> **Aim of the exercise**: Show only lines that include "mehr".

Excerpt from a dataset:
+ + + + + + +
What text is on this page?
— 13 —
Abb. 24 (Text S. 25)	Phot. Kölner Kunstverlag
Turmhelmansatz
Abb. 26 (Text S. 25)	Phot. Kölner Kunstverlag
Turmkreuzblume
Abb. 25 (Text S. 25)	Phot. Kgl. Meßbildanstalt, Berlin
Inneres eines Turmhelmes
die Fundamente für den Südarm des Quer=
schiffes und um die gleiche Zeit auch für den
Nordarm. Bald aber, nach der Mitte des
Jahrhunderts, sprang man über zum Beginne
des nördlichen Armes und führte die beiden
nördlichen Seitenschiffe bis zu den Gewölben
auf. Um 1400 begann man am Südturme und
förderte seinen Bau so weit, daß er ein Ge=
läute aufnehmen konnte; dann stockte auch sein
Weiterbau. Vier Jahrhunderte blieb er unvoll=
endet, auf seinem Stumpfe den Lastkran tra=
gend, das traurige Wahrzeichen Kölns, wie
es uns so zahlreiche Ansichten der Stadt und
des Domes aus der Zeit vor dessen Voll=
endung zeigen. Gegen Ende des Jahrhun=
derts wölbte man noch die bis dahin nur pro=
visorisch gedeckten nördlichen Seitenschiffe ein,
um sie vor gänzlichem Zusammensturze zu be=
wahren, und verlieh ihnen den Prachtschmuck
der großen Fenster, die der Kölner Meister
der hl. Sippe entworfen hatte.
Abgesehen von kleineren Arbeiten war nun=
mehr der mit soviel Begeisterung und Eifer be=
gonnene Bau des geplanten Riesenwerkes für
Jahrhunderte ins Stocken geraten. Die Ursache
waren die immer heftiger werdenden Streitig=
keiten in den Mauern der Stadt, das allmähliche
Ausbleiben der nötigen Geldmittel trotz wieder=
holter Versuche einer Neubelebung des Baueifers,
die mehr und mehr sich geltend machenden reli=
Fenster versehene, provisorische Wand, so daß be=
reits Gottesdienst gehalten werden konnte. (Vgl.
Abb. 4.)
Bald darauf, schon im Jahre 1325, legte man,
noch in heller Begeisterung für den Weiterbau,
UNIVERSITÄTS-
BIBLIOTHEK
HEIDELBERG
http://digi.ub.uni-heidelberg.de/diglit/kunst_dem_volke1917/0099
+ + + + + + +
> **Response to this task**:
mehr der mit soviel Begeisterung und Eifer be=
die mehr und mehr sich geltend machenden reli=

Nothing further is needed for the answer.